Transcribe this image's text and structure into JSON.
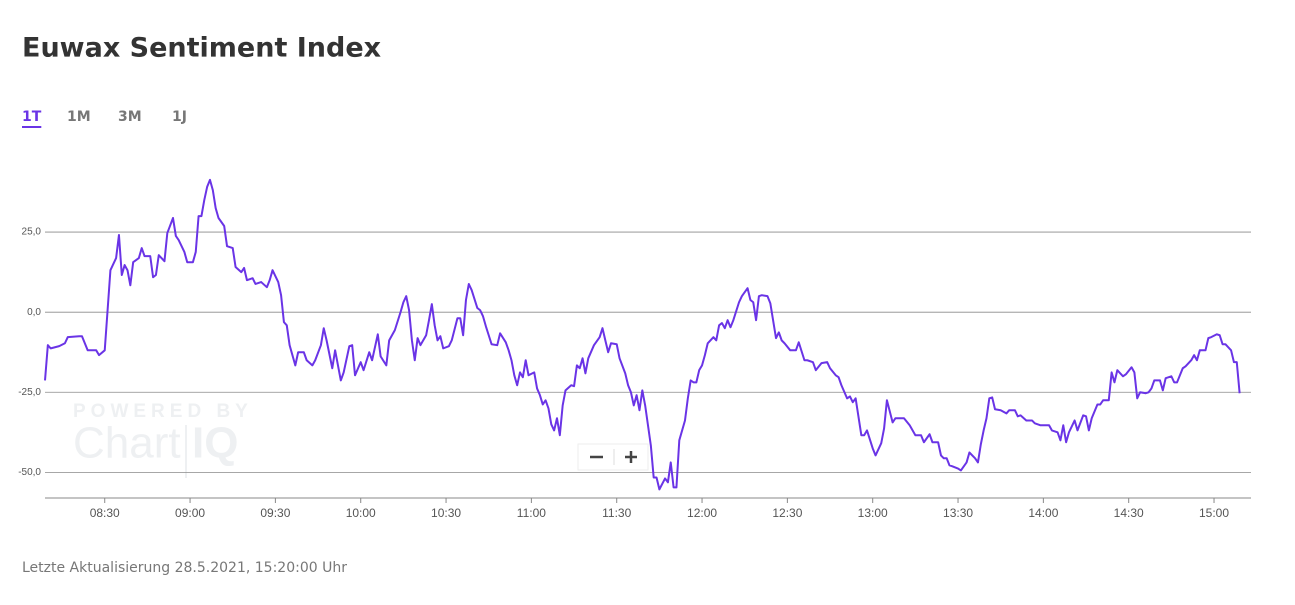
{
  "chart_data": {
    "type": "line",
    "title": "Euwax Sentiment Index",
    "color": "#6a34e6",
    "x": [
      "08:09",
      "08:10",
      "08:11",
      "08:14",
      "08:16",
      "08:17",
      "08:21",
      "08:22",
      "08:24",
      "08:27",
      "08:28",
      "08:30",
      "08:31",
      "08:32",
      "08:34",
      "08:35",
      "08:36",
      "08:37",
      "08:38",
      "08:39",
      "08:40",
      "08:42",
      "08:43",
      "08:44",
      "08:46",
      "08:47",
      "08:48",
      "08:49",
      "08:51",
      "08:52",
      "08:54",
      "08:55",
      "08:56",
      "08:58",
      "08:59",
      "09:01",
      "09:02",
      "09:03",
      "09:04",
      "09:05",
      "09:06",
      "09:07",
      "09:08",
      "09:09",
      "09:10",
      "09:12",
      "09:13",
      "09:15",
      "09:16",
      "09:18",
      "09:19",
      "09:20",
      "09:22",
      "09:23",
      "09:25",
      "09:27",
      "09:28",
      "09:29",
      "09:31",
      "09:32",
      "09:33",
      "09:34",
      "09:35",
      "09:37",
      "09:38",
      "09:40",
      "09:41",
      "09:43",
      "09:44",
      "09:46",
      "09:47",
      "09:48",
      "09:50",
      "09:51",
      "09:53",
      "09:54",
      "09:56",
      "09:57",
      "09:58",
      "10:00",
      "10:01",
      "10:03",
      "10:04",
      "10:06",
      "10:07",
      "10:09",
      "10:10",
      "10:12",
      "10:14",
      "10:15",
      "10:16",
      "10:17",
      "10:18",
      "10:19",
      "10:20",
      "10:21",
      "10:23",
      "10:24",
      "10:25",
      "10:26",
      "10:27",
      "10:28",
      "10:29",
      "10:31",
      "10:32",
      "10:34",
      "10:35",
      "10:36",
      "10:37",
      "10:38",
      "10:39",
      "10:41",
      "10:42",
      "10:43",
      "10:44",
      "10:45",
      "10:46",
      "10:48",
      "10:49",
      "10:51",
      "10:52",
      "10:53",
      "10:54",
      "10:55",
      "10:56",
      "10:57",
      "10:58",
      "10:59",
      "11:01",
      "11:02",
      "11:03",
      "11:04",
      "11:05",
      "11:06",
      "11:07",
      "11:08",
      "11:09",
      "11:10",
      "11:11",
      "11:12",
      "11:14",
      "11:15",
      "11:16",
      "11:17",
      "11:18",
      "11:19",
      "11:20",
      "11:22",
      "11:24",
      "11:25",
      "11:26",
      "11:27",
      "11:28",
      "11:30",
      "11:31",
      "11:33",
      "11:34",
      "11:35",
      "11:36",
      "11:37",
      "11:38",
      "11:39",
      "11:40",
      "11:42",
      "11:43",
      "11:44",
      "11:45",
      "11:47",
      "11:48",
      "11:49",
      "11:50",
      "11:51",
      "11:52",
      "11:54",
      "11:55",
      "11:56",
      "11:57",
      "11:58",
      "11:59",
      "12:00",
      "12:01",
      "12:02",
      "12:04",
      "12:05",
      "12:06",
      "12:07",
      "12:08",
      "12:09",
      "12:10",
      "12:11",
      "12:13",
      "12:14",
      "12:16",
      "12:17",
      "12:18",
      "12:19",
      "12:20",
      "12:21",
      "12:23",
      "12:24",
      "12:26",
      "12:27",
      "12:28",
      "12:29",
      "12:31",
      "12:33",
      "12:34",
      "12:36",
      "12:37",
      "12:39",
      "12:40",
      "12:42",
      "12:44",
      "12:45",
      "12:47",
      "12:48",
      "12:49",
      "12:51",
      "12:52",
      "12:53",
      "12:54",
      "12:56",
      "12:57",
      "12:58",
      "13:00",
      "13:01",
      "13:03",
      "13:04",
      "13:05",
      "13:07",
      "13:08",
      "13:10",
      "13:11",
      "13:13",
      "13:15",
      "13:17",
      "13:18",
      "13:20",
      "13:21",
      "13:23",
      "13:24",
      "13:25",
      "13:26",
      "13:27",
      "13:28",
      "13:30",
      "13:31",
      "13:33",
      "13:34",
      "13:36",
      "13:37",
      "13:38",
      "13:39",
      "13:40",
      "13:41",
      "13:42",
      "13:43",
      "13:45",
      "13:47",
      "13:48",
      "13:50",
      "13:51",
      "13:52",
      "13:54",
      "13:56",
      "13:57",
      "13:59",
      "14:01",
      "14:02",
      "14:03",
      "14:05",
      "14:06",
      "14:07",
      "14:08",
      "14:09",
      "14:11",
      "14:12",
      "14:14",
      "14:15",
      "14:16",
      "14:17",
      "14:19",
      "14:20",
      "14:21",
      "14:23",
      "14:24",
      "14:25",
      "14:26",
      "14:28",
      "14:29",
      "14:31",
      "14:32",
      "14:33",
      "14:34",
      "14:36",
      "14:37",
      "14:38",
      "14:39",
      "14:41",
      "14:42",
      "14:43",
      "14:45",
      "14:46",
      "14:47",
      "14:49",
      "14:50",
      "14:52",
      "14:53",
      "14:54",
      "14:55",
      "14:57",
      "14:58",
      "14:59",
      "15:01",
      "15:02",
      "15:03",
      "15:04",
      "15:06",
      "15:07",
      "15:08",
      "15:09"
    ],
    "values": [
      -21.3,
      -10.3,
      -11.3,
      -10.6,
      -9.7,
      -7.8,
      -7.5,
      -7.5,
      -11.9,
      -11.9,
      -13.4,
      -11.9,
      0.6,
      13.1,
      16.9,
      24.1,
      11.6,
      14.7,
      13.1,
      8.4,
      15.6,
      16.9,
      20,
      17.5,
      17.5,
      10.9,
      11.6,
      17.8,
      15.9,
      24.7,
      29.4,
      23.8,
      22.5,
      18.8,
      15.6,
      15.6,
      18.8,
      30,
      30,
      35,
      39.1,
      41.3,
      38.1,
      32.5,
      29.4,
      26.9,
      20.6,
      20,
      14.1,
      12.5,
      13.8,
      10,
      10.6,
      8.8,
      9.4,
      7.8,
      10,
      13.1,
      9.4,
      5.3,
      -3.1,
      -4.1,
      -10.3,
      -16.6,
      -12.5,
      -12.5,
      -15,
      -16.6,
      -15,
      -10.3,
      -5,
      -8.8,
      -17.5,
      -11.9,
      -21.3,
      -18.8,
      -10.6,
      -10.3,
      -19.7,
      -15.6,
      -18.1,
      -12.5,
      -15,
      -6.9,
      -13.8,
      -16.6,
      -8.8,
      -5.6,
      0,
      3.1,
      5,
      0.6,
      -8.8,
      -15,
      -8.1,
      -10.3,
      -7.2,
      -2.5,
      2.5,
      -4.1,
      -8.8,
      -7.5,
      -11.3,
      -10.6,
      -8.8,
      -1.9,
      -1.9,
      -7.2,
      3.8,
      8.8,
      6.9,
      1.3,
      0.6,
      -1.3,
      -4.4,
      -7.2,
      -10,
      -10.3,
      -6.6,
      -9.4,
      -11.9,
      -15,
      -19.7,
      -22.8,
      -18.8,
      -20.3,
      -15,
      -19.7,
      -18.8,
      -23.8,
      -25.9,
      -28.8,
      -27.5,
      -30,
      -35,
      -36.9,
      -33.1,
      -38.4,
      -29.1,
      -24.4,
      -22.8,
      -23.1,
      -16.6,
      -17.5,
      -14.4,
      -19.1,
      -14.4,
      -10.3,
      -7.8,
      -5,
      -8.8,
      -12.5,
      -9.7,
      -10,
      -14.4,
      -19.1,
      -22.8,
      -25,
      -29.1,
      -25.9,
      -30.6,
      -24.4,
      -29.1,
      -41.6,
      -51.6,
      -51.6,
      -55.3,
      -51.9,
      -53.1,
      -46.9,
      -54.7,
      -54.7,
      -40,
      -33.8,
      -26.9,
      -21.3,
      -21.9,
      -21.9,
      -18.1,
      -16.6,
      -13.4,
      -9.7,
      -7.8,
      -8.8,
      -4.1,
      -3.4,
      -5,
      -2.5,
      -4.7,
      -2.5,
      3.1,
      5,
      7.5,
      3.8,
      3.1,
      -2.5,
      5,
      5.3,
      5,
      2.8,
      -8.1,
      -6.3,
      -8.8,
      -9.7,
      -11.9,
      -11.9,
      -9.4,
      -15,
      -15,
      -15.6,
      -18.1,
      -15.9,
      -15.6,
      -17.5,
      -19.7,
      -20.3,
      -22.8,
      -26.9,
      -26.3,
      -28.1,
      -26.9,
      -38.4,
      -38.4,
      -36.9,
      -42.5,
      -44.7,
      -40.9,
      -36.3,
      -27.5,
      -34.4,
      -33.1,
      -33.1,
      -33.1,
      -35.3,
      -38.4,
      -38.4,
      -40.6,
      -38.1,
      -40.6,
      -40.6,
      -44.7,
      -45.6,
      -45.6,
      -47.8,
      -48.1,
      -48.8,
      -49.4,
      -46.9,
      -43.8,
      -45.6,
      -46.9,
      -41.3,
      -36.9,
      -33.1,
      -26.9,
      -26.6,
      -30.3,
      -30.6,
      -31.6,
      -30.6,
      -30.6,
      -32.5,
      -32.2,
      -33.8,
      -33.8,
      -34.7,
      -35.3,
      -35.3,
      -35.3,
      -36.9,
      -37.5,
      -40,
      -35.3,
      -40.6,
      -37.5,
      -33.8,
      -36.9,
      -32.2,
      -32.5,
      -36.9,
      -33.1,
      -28.8,
      -28.8,
      -27.5,
      -27.5,
      -18.8,
      -21.9,
      -18.1,
      -20,
      -19.4,
      -17.2,
      -18.8,
      -26.9,
      -25,
      -25.3,
      -25,
      -23.8,
      -21.3,
      -21.3,
      -24.4,
      -20.6,
      -20,
      -21.9,
      -21.9,
      -17.5,
      -16.9,
      -15,
      -13.4,
      -15,
      -11.9,
      -11.9,
      -8.1,
      -7.8,
      -6.9,
      -7.2,
      -10,
      -10,
      -11.9,
      -15.6,
      -15.6,
      -25.3
    ],
    "xlim": [
      "08:09",
      "15:13"
    ],
    "xticks": [
      "08:30",
      "09:00",
      "09:30",
      "10:00",
      "10:30",
      "11:00",
      "11:30",
      "12:00",
      "12:30",
      "13:00",
      "13:30",
      "14:00",
      "14:30",
      "15:00"
    ],
    "ylim": [
      -58,
      47.5
    ],
    "yticks": [
      {
        "value": -50,
        "label": "-50,0"
      },
      {
        "value": -25,
        "label": "-25,0"
      },
      {
        "value": 0,
        "label": "0,0"
      },
      {
        "value": 25,
        "label": "25,0"
      }
    ],
    "grid": true
  },
  "tabs": [
    "1T",
    "1M",
    "3M",
    "1J"
  ],
  "watermark": {
    "line1": "POWERED BY",
    "brand": "Chart",
    "brand_suffix": "IQ"
  },
  "last_update": "Letzte Aktualisierung 28.5.2021, 15:20:00 Uhr"
}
+ + +
TASK DESCRIPTION: Across the material above, count every line holding "label" and write down only the number.

ANSWER TO THE PROBLEM: 4